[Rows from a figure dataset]
"""

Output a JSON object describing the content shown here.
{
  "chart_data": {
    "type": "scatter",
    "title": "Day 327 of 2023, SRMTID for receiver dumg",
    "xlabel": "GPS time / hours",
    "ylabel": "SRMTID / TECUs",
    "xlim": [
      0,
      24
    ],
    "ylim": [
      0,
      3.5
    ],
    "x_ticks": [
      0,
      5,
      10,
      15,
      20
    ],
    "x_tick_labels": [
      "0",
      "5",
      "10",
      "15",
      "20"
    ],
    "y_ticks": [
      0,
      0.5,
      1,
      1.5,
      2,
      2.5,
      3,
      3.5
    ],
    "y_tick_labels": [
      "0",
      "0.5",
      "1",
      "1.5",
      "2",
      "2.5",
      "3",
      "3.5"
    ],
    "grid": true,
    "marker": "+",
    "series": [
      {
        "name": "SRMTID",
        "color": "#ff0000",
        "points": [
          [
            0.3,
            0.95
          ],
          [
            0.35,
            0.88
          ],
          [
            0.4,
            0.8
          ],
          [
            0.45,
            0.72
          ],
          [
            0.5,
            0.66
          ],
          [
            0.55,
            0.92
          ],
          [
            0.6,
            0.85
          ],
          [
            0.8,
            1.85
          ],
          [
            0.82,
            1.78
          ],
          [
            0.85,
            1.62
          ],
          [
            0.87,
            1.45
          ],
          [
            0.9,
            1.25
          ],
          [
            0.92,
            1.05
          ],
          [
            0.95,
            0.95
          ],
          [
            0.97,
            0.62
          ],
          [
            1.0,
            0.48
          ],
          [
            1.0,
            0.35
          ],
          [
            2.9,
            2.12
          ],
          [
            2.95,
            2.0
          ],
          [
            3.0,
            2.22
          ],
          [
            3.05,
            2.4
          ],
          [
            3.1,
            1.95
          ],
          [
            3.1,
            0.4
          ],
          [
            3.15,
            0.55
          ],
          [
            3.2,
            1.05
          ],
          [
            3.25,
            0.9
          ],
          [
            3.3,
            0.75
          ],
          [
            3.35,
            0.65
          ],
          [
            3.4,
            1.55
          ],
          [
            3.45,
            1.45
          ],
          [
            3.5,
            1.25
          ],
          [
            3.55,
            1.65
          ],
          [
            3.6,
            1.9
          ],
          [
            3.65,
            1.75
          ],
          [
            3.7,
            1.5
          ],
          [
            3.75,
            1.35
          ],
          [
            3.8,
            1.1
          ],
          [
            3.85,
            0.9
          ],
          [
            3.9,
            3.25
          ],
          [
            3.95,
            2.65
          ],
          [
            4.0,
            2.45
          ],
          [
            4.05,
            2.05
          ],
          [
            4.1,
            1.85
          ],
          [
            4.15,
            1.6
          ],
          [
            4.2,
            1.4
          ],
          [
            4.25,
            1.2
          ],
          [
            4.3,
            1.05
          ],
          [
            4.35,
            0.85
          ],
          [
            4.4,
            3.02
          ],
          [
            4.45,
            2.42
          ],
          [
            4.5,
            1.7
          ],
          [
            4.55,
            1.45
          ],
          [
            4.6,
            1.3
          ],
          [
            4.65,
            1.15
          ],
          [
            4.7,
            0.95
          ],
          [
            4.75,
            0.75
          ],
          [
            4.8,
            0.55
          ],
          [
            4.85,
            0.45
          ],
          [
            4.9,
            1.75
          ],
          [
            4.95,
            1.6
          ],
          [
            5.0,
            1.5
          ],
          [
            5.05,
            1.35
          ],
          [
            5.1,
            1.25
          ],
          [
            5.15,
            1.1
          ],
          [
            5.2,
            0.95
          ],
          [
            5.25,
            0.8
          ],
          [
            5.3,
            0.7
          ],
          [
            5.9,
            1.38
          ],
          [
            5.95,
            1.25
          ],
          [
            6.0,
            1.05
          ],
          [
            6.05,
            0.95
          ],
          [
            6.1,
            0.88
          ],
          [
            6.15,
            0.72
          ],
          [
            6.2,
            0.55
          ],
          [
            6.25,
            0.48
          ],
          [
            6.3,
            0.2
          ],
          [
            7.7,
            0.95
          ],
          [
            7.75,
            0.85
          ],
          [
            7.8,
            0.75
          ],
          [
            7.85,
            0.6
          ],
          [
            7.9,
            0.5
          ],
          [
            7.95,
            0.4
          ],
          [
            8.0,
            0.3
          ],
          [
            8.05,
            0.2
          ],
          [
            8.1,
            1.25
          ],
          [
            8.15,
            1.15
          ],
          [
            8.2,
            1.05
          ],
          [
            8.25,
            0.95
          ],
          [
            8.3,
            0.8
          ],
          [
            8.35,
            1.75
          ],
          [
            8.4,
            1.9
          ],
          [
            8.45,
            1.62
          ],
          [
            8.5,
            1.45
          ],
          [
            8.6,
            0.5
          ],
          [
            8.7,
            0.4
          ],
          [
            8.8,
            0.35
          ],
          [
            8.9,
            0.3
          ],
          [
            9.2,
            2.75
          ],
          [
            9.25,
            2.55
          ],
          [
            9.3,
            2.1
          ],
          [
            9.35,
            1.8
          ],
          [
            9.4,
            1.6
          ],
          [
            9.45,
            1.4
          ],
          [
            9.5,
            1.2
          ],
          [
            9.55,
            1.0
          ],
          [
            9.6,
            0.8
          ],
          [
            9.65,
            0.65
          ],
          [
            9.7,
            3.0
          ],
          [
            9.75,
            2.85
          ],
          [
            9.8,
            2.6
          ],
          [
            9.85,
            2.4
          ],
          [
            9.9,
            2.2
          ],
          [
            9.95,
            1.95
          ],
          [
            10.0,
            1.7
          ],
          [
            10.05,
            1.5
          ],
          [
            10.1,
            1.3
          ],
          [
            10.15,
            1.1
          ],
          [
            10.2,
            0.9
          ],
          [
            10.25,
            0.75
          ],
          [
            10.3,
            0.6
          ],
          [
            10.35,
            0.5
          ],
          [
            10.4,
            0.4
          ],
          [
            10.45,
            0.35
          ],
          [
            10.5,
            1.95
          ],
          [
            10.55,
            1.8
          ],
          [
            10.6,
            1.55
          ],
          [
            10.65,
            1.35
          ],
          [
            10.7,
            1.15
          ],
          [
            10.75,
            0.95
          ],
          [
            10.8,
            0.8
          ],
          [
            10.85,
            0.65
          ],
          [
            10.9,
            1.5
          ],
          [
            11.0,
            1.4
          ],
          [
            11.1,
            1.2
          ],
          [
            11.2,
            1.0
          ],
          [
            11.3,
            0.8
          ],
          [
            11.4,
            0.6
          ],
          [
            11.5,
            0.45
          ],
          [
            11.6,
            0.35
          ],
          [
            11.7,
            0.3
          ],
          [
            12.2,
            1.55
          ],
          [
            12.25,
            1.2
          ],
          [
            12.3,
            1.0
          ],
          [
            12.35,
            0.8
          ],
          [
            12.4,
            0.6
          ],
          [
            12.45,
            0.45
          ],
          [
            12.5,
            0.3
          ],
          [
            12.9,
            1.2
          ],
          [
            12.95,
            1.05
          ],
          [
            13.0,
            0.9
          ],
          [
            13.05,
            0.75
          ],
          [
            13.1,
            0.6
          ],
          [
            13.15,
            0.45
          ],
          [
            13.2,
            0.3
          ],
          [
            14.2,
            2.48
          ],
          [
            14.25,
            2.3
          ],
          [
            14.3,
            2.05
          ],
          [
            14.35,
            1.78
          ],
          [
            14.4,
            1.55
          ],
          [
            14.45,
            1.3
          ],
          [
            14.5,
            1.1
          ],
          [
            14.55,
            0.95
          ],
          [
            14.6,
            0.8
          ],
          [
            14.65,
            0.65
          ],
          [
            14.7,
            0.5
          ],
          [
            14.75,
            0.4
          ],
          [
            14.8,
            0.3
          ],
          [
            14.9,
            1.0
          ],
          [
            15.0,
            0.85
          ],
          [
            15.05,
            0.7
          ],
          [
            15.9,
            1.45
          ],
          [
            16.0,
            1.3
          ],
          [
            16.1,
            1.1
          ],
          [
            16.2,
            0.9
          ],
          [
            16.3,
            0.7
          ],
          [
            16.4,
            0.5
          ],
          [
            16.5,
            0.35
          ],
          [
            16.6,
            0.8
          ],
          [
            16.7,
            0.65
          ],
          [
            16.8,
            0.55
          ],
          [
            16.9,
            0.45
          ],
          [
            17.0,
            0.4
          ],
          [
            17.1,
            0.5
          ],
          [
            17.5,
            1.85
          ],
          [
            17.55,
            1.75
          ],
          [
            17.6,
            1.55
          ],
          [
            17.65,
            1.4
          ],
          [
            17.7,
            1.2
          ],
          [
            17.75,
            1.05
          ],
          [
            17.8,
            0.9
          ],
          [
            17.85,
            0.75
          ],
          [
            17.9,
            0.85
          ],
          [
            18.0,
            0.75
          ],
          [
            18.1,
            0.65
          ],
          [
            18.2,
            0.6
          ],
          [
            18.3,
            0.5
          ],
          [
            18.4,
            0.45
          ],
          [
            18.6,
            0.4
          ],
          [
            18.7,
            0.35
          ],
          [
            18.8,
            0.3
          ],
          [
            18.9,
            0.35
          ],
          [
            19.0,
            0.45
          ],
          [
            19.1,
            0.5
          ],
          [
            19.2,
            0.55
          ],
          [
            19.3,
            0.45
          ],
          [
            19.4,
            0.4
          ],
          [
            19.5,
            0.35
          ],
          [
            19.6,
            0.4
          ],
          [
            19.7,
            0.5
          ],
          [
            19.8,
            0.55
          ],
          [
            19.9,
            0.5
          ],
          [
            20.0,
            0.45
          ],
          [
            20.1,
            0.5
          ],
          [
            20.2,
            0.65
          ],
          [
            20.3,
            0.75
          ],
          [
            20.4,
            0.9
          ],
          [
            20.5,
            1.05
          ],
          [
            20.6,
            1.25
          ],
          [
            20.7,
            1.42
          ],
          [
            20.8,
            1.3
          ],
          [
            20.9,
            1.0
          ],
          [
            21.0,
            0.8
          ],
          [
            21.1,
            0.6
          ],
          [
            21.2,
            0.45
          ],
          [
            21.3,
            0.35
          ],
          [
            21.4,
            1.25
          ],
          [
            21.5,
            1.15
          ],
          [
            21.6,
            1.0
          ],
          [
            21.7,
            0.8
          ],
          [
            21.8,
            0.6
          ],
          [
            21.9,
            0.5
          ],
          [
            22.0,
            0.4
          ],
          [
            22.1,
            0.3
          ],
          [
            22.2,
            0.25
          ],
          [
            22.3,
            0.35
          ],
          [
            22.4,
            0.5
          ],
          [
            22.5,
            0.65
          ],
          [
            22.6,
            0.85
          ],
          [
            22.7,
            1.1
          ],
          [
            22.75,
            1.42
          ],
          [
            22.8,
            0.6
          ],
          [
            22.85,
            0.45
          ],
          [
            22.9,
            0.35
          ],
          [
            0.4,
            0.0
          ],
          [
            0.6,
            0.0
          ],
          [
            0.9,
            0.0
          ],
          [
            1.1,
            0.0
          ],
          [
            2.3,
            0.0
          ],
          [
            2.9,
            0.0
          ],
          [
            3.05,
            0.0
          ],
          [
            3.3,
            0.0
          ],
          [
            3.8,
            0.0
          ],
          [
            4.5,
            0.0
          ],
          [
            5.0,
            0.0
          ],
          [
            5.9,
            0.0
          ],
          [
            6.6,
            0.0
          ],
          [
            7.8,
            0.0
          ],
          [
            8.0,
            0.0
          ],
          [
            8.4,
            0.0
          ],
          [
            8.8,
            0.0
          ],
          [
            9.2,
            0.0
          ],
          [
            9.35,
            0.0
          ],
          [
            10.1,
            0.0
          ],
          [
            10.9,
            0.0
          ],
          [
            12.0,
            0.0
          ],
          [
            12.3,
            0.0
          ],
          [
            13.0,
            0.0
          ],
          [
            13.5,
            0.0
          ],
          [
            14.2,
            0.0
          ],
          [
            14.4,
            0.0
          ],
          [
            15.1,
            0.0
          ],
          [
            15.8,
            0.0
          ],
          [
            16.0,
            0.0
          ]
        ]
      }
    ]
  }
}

"""

Aim of the task -
Extract all lines from the material above that include the word "SRMTID".

Response -
    "title": "Day 327 of 2023, SRMTID for receiver dumg",
    "ylabel": "SRMTID / TECUs",
        "name": "SRMTID",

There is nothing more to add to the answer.